» Requirement: Copy the listing below line for line, exactly as it appears, but leave out the picture.

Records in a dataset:
┄┄┄┄┄┄┄┄┄┄

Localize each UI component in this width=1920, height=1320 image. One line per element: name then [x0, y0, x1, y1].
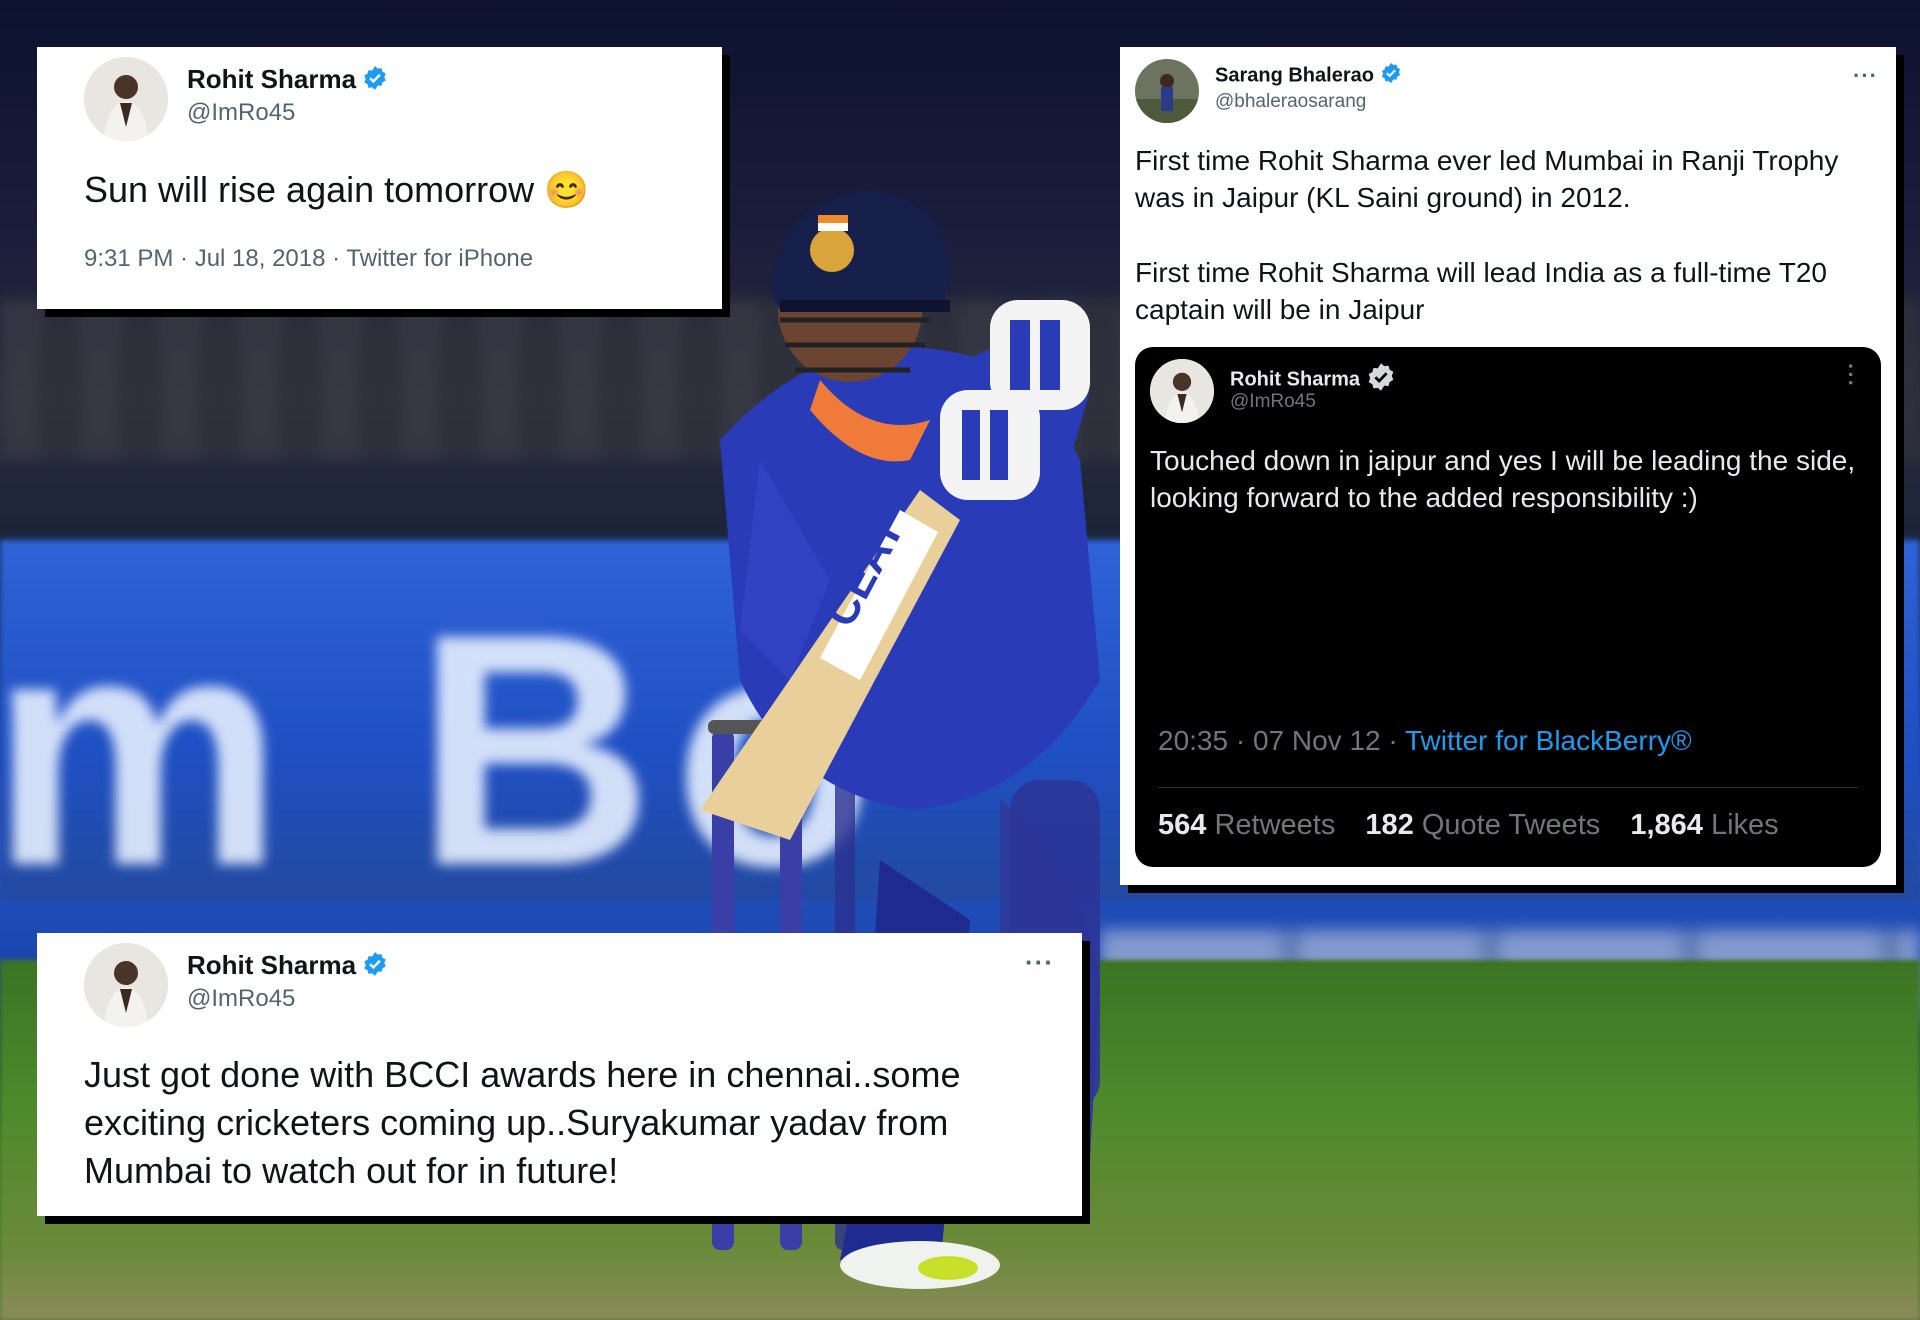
retweets-count: 564: [1158, 809, 1207, 841]
tweet-text: Sun will rise again tomorrow 😊: [84, 169, 590, 210]
avatar[interactable]: [84, 57, 168, 141]
verified-badge-icon: [1380, 62, 1402, 90]
author-name[interactable]: Sarang Bhalerao: [1215, 62, 1402, 90]
tweet-timestamp[interactable]: 9:31 PM · Jul 18, 2018 · Twitter for iPh…: [84, 245, 533, 273]
more-options-icon[interactable]: ···: [1025, 947, 1054, 978]
quote-tweets-stat[interactable]: 182 Quote Tweets: [1365, 809, 1600, 841]
author-name[interactable]: Rohit Sharma: [187, 950, 388, 984]
divider: [1158, 787, 1858, 788]
avatar[interactable]: [84, 943, 168, 1027]
likes-label: Likes: [1710, 809, 1779, 841]
timestamp-text: 20:35 · 07 Nov 12 ·: [1158, 725, 1405, 756]
tweet-text: Just got done with BCCI awards here in c…: [84, 1054, 961, 1191]
more-options-icon[interactable]: ···: [1837, 363, 1863, 388]
likes-count: 1,864: [1630, 809, 1703, 841]
author-handle[interactable]: @ImRo45: [1230, 391, 1316, 413]
quoted-tweet-text: Touched down in jaipur and yes I will be…: [1150, 445, 1856, 513]
verified-badge-icon: [1366, 362, 1396, 398]
avatar[interactable]: [1135, 59, 1199, 123]
author-handle[interactable]: @ImRo45: [187, 99, 295, 127]
quote-tweets-count: 182: [1365, 809, 1414, 841]
tweet-card-sun-will-rise[interactable]: Rohit Sharma @ImRo45 Sun will rise again…: [37, 47, 722, 309]
more-options-icon[interactable]: ···: [1853, 63, 1878, 89]
tweet-card-bcci-awards[interactable]: Rohit Sharma @ImRo45 ··· Just got done w…: [37, 933, 1082, 1216]
tweet-text: First time Rohit Sharma ever led Mumbai …: [1135, 143, 1875, 329]
retweets-label: Retweets: [1214, 809, 1336, 841]
tweet-card-sarang-bhalerao[interactable]: Sarang Bhalerao @bhaleraosarang ··· Firs…: [1120, 47, 1896, 885]
author-name[interactable]: Rohit Sharma: [187, 64, 388, 98]
retweets-stat[interactable]: 564 Retweets: [1158, 809, 1335, 841]
author-handle[interactable]: @ImRo45: [187, 985, 295, 1013]
author-name-text: Rohit Sharma: [187, 950, 357, 980]
tweet-text-paragraph-2: First time Rohit Sharma will lead India …: [1135, 256, 1827, 325]
quoted-tweet-timestamp[interactable]: 20:35 · 07 Nov 12 · Twitter for BlackBer…: [1158, 725, 1692, 757]
quoted-tweet-card[interactable]: Rohit Sharma @ImRo45 ··· Touched down in…: [1135, 347, 1881, 867]
author-name-text: Rohit Sharma: [1230, 368, 1361, 391]
tweet-text-paragraph-1: First time Rohit Sharma ever led Mumbai …: [1135, 145, 1839, 213]
verified-badge-icon: [362, 951, 388, 984]
avatar[interactable]: [1150, 359, 1214, 423]
author-name-text: Rohit Sharma: [187, 64, 357, 94]
tweet-source-link[interactable]: Twitter for BlackBerry®: [1405, 725, 1692, 756]
likes-stat[interactable]: 1,864 Likes: [1630, 809, 1778, 841]
verified-badge-icon: [362, 65, 388, 98]
author-handle[interactable]: @bhaleraosarang: [1215, 91, 1366, 113]
quote-tweets-label: Quote Tweets: [1421, 809, 1601, 841]
author-name-text: Sarang Bhalerao: [1215, 64, 1374, 87]
engagement-stats: 564 Retweets 182 Quote Tweets 1,864 Like…: [1158, 809, 1801, 842]
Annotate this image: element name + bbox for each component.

┄┄┄┄┄┄┄┄┄┄

» Final result:
Localize each UI component in this width=1920, height=1320 image. One line per element: name then [x0, y0, x1, y1].
retweets-count: 564: [1158, 809, 1207, 841]
tweet-text: Sun will rise again tomorrow 😊: [84, 169, 590, 210]
avatar[interactable]: [84, 57, 168, 141]
verified-badge-icon: [1380, 62, 1402, 90]
author-name[interactable]: Sarang Bhalerao: [1215, 62, 1402, 90]
tweet-timestamp[interactable]: 9:31 PM · Jul 18, 2018 · Twitter for iPh…: [84, 245, 533, 273]
more-options-icon[interactable]: ···: [1025, 947, 1054, 978]
quote-tweets-stat[interactable]: 182 Quote Tweets: [1365, 809, 1600, 841]
author-name[interactable]: Rohit Sharma: [187, 950, 388, 984]
divider: [1158, 787, 1858, 788]
avatar[interactable]: [84, 943, 168, 1027]
likes-label: Likes: [1710, 809, 1779, 841]
timestamp-text: 20:35 · 07 Nov 12 ·: [1158, 725, 1405, 756]
tweet-text: Just got done with BCCI awards here in c…: [84, 1054, 961, 1191]
more-options-icon[interactable]: ···: [1837, 363, 1863, 388]
likes-count: 1,864: [1630, 809, 1703, 841]
author-handle[interactable]: @ImRo45: [1230, 391, 1316, 413]
quoted-tweet-text: Touched down in jaipur and yes I will be…: [1150, 445, 1856, 513]
verified-badge-icon: [1366, 362, 1396, 398]
avatar[interactable]: [1135, 59, 1199, 123]
author-handle[interactable]: @ImRo45: [187, 99, 295, 127]
quote-tweets-count: 182: [1365, 809, 1414, 841]
tweet-card-sun-will-rise[interactable]: Rohit Sharma @ImRo45 Sun will rise again…: [37, 47, 722, 309]
more-options-icon[interactable]: ···: [1853, 63, 1878, 89]
tweet-card-bcci-awards[interactable]: Rohit Sharma @ImRo45 ··· Just got done w…: [37, 933, 1082, 1216]
tweet-text: First time Rohit Sharma ever led Mumbai …: [1135, 143, 1875, 329]
retweets-label: Retweets: [1214, 809, 1336, 841]
tweet-card-sarang-bhalerao[interactable]: Sarang Bhalerao @bhaleraosarang ··· Firs…: [1120, 47, 1896, 885]
author-name[interactable]: Rohit Sharma: [187, 64, 388, 98]
retweets-stat[interactable]: 564 Retweets: [1158, 809, 1335, 841]
author-handle[interactable]: @ImRo45: [187, 985, 295, 1013]
author-name-text: Rohit Sharma: [187, 950, 357, 980]
tweet-text-paragraph-2: First time Rohit Sharma will lead India …: [1135, 256, 1827, 325]
quoted-tweet-timestamp[interactable]: 20:35 · 07 Nov 12 · Twitter for BlackBer…: [1158, 725, 1692, 757]
quoted-tweet-card[interactable]: Rohit Sharma @ImRo45 ··· Touched down in…: [1135, 347, 1881, 867]
author-name-text: Rohit Sharma: [1230, 368, 1361, 391]
tweet-text-paragraph-1: First time Rohit Sharma ever led Mumbai …: [1135, 145, 1839, 213]
verified-badge-icon: [362, 951, 388, 984]
avatar[interactable]: [1150, 359, 1214, 423]
author-name-text: Rohit Sharma: [187, 64, 357, 94]
tweet-source-link[interactable]: Twitter for BlackBerry®: [1405, 725, 1692, 756]
likes-stat[interactable]: 1,864 Likes: [1630, 809, 1778, 841]
verified-badge-icon: [362, 65, 388, 98]
author-handle[interactable]: @bhaleraosarang: [1215, 91, 1366, 113]
quote-tweets-label: Quote Tweets: [1421, 809, 1601, 841]
author-name-text: Sarang Bhalerao: [1215, 64, 1374, 87]
engagement-stats: 564 Retweets 182 Quote Tweets 1,864 Like…: [1158, 809, 1801, 842]
Annotate this image: element name + bbox for each component.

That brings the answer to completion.